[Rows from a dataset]

<<<<

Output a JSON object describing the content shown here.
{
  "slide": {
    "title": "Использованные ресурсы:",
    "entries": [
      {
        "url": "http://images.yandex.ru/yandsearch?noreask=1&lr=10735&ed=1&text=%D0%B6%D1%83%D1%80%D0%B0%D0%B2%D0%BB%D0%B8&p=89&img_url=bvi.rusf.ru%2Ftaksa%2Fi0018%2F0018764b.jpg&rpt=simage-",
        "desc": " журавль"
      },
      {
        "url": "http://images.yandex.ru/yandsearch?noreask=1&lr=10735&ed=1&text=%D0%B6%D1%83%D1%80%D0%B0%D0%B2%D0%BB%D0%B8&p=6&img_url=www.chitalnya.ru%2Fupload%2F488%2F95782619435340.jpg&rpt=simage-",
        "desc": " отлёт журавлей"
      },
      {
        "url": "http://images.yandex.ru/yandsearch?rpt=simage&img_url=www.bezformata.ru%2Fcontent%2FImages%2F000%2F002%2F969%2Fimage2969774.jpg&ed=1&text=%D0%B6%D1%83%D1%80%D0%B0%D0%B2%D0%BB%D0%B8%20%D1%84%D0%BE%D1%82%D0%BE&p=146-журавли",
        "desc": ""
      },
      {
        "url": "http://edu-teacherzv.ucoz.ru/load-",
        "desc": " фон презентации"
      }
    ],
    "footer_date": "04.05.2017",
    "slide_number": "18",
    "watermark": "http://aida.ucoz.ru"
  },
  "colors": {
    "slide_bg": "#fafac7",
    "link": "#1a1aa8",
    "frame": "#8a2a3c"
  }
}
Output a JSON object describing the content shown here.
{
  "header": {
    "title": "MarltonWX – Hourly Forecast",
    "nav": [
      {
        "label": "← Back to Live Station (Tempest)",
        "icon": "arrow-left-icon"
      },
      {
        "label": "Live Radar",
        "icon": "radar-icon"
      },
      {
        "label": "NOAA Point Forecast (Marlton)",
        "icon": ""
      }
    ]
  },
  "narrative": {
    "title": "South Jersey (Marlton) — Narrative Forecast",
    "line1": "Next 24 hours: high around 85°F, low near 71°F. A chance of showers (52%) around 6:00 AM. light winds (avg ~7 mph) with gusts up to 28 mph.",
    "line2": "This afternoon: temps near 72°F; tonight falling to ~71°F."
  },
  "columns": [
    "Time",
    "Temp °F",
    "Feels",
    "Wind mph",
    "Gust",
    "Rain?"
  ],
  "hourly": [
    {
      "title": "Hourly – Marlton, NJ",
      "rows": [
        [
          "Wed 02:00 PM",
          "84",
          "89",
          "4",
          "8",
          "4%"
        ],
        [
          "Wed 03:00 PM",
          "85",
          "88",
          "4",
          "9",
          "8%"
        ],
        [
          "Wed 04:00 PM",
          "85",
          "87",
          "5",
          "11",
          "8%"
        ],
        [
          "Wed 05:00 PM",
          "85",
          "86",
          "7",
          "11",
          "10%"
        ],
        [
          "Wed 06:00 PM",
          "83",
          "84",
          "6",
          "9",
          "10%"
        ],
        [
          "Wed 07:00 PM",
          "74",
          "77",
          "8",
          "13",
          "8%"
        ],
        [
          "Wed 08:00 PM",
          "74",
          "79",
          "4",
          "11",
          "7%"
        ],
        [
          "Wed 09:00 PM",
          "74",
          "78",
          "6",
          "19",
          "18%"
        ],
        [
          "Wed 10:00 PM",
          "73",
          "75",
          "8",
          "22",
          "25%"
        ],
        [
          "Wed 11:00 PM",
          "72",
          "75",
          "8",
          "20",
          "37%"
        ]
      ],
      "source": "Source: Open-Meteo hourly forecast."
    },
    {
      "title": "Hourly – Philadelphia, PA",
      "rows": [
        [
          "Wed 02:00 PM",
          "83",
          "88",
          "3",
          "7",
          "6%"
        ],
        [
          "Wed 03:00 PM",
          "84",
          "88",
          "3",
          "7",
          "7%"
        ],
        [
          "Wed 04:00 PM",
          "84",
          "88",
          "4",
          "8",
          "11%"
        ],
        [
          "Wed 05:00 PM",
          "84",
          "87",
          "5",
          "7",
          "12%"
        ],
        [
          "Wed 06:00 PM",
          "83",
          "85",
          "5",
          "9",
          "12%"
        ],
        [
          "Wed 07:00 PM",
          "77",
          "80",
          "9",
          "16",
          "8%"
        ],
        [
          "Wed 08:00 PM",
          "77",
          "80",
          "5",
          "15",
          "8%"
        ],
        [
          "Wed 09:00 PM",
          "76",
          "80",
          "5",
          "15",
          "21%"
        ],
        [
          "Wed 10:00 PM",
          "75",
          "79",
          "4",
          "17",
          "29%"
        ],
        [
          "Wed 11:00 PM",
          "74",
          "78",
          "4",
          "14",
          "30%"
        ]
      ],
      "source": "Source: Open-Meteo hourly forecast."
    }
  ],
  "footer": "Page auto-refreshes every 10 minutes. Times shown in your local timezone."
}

>>>>

From the records above, extract every line exactly as it stands.

Output a JSON object describing the content shown here.
{
  "slide": {
    "title": "Использованные ресурсы:",
    "entries": [
      {
        "url": "http://images.yandex.ru/yandsearch?noreask=1&lr=10735&ed=1&text=%D0%B6%D1%83%D1%80%D0%B0%D0%B2%D0%BB%D0%B8&p=89&img_url=bvi.rusf.ru%2Ftaksa%2Fi0018%2F0018764b.jpg&rpt=simage-",
        "desc": " журавль"
      },
      {
        "url": "http://images.yandex.ru/yandsearch?noreask=1&lr=10735&ed=1&text=%D0%B6%D1%83%D1%80%D0%B0%D0%B2%D0%BB%D0%B8&p=6&img_url=www.chitalnya.ru%2Fupload%2F488%2F95782619435340.jpg&rpt=simage-",
        "desc": " отлёт журавлей"
      },
      {
        "url": "http://images.yandex.ru/yandsearch?rpt=simage&img_url=www.bezformata.ru%2Fcontent%2FImages%2F000%2F002%2F969%2Fimage2969774.jpg&ed=1&text=%D0%B6%D1%83%D1%80%D0%B0%D0%B2%D0%BB%D0%B8%20%D1%84%D0%BE%D1%82%D0%BE&p=146-журавли",
        "desc": ""
      },
      {
        "url": "http://edu-teacherzv.ucoz.ru/load-",
        "desc": " фон презентации"
      }
    ],
    "footer_date": "04.05.2017",
    "slide_number": "18",
    "watermark": "http://aida.ucoz.ru"
  },
  "colors": {
    "slide_bg": "#fafac7",
    "link": "#1a1aa8",
    "frame": "#8a2a3c"
  }
}
Output a JSON object describing the content shown here.
{
  "header": {
    "title": "MarltonWX – Hourly Forecast",
    "nav": [
      {
        "label": "← Back to Live Station (Tempest)",
        "icon": "arrow-left-icon"
      },
      {
        "label": "Live Radar",
        "icon": "radar-icon"
      },
      {
        "label": "NOAA Point Forecast (Marlton)",
        "icon": ""
      }
    ]
  },
  "narrative": {
    "title": "South Jersey (Marlton) — Narrative Forecast",
    "line1": "Next 24 hours: high around 85°F, low near 71°F. A chance of showers (52%) around 6:00 AM. light winds (avg ~7 mph) with gusts up to 28 mph.",
    "line2": "This afternoon: temps near 72°F; tonight falling to ~71°F."
  },
  "columns": [
    "Time",
    "Temp °F",
    "Feels",
    "Wind mph",
    "Gust",
    "Rain?"
  ],
  "hourly": [
    {
      "title": "Hourly – Marlton, NJ",
      "rows": [
        [
          "Wed 02:00 PM",
          "84",
          "89",
          "4",
          "8",
          "4%"
        ],
        [
          "Wed 03:00 PM",
          "85",
          "88",
          "4",
          "9",
          "8%"
        ],
        [
          "Wed 04:00 PM",
          "85",
          "87",
          "5",
          "11",
          "8%"
        ],
        [
          "Wed 05:00 PM",
          "85",
          "86",
          "7",
          "11",
          "10%"
        ],
        [
          "Wed 06:00 PM",
          "83",
          "84",
          "6",
          "9",
          "10%"
        ],
        [
          "Wed 07:00 PM",
          "74",
          "77",
          "8",
          "13",
          "8%"
        ],
        [
          "Wed 08:00 PM",
          "74",
          "79",
          "4",
          "11",
          "7%"
        ],
        [
          "Wed 09:00 PM",
          "74",
          "78",
          "6",
          "19",
          "18%"
        ],
        [
          "Wed 10:00 PM",
          "73",
          "75",
          "8",
          "22",
          "25%"
        ],
        [
          "Wed 11:00 PM",
          "72",
          "75",
          "8",
          "20",
          "37%"
        ]
      ],
      "source": "Source: Open-Meteo hourly forecast."
    },
    {
      "title": "Hourly – Philadelphia, PA",
      "rows": [
        [
          "Wed 02:00 PM",
          "83",
          "88",
          "3",
          "7",
          "6%"
        ],
        [
          "Wed 03:00 PM",
          "84",
          "88",
          "3",
          "7",
          "7%"
        ],
        [
          "Wed 04:00 PM",
          "84",
          "88",
          "4",
          "8",
          "11%"
        ],
        [
          "Wed 05:00 PM",
          "84",
          "87",
          "5",
          "7",
          "12%"
        ],
        [
          "Wed 06:00 PM",
          "83",
          "85",
          "5",
          "9",
          "12%"
        ],
        [
          "Wed 07:00 PM",
          "77",
          "80",
          "9",
          "16",
          "8%"
        ],
        [
          "Wed 08:00 PM",
          "77",
          "80",
          "5",
          "15",
          "8%"
        ],
        [
          "Wed 09:00 PM",
          "76",
          "80",
          "5",
          "15",
          "21%"
        ],
        [
          "Wed 10:00 PM",
          "75",
          "79",
          "4",
          "17",
          "29%"
        ],
        [
          "Wed 11:00 PM",
          "74",
          "78",
          "4",
          "14",
          "30%"
        ]
      ],
      "source": "Source: Open-Meteo hourly forecast."
    }
  ],
  "footer": "Page auto-refreshes every 10 minutes. Times shown in your local timezone."
}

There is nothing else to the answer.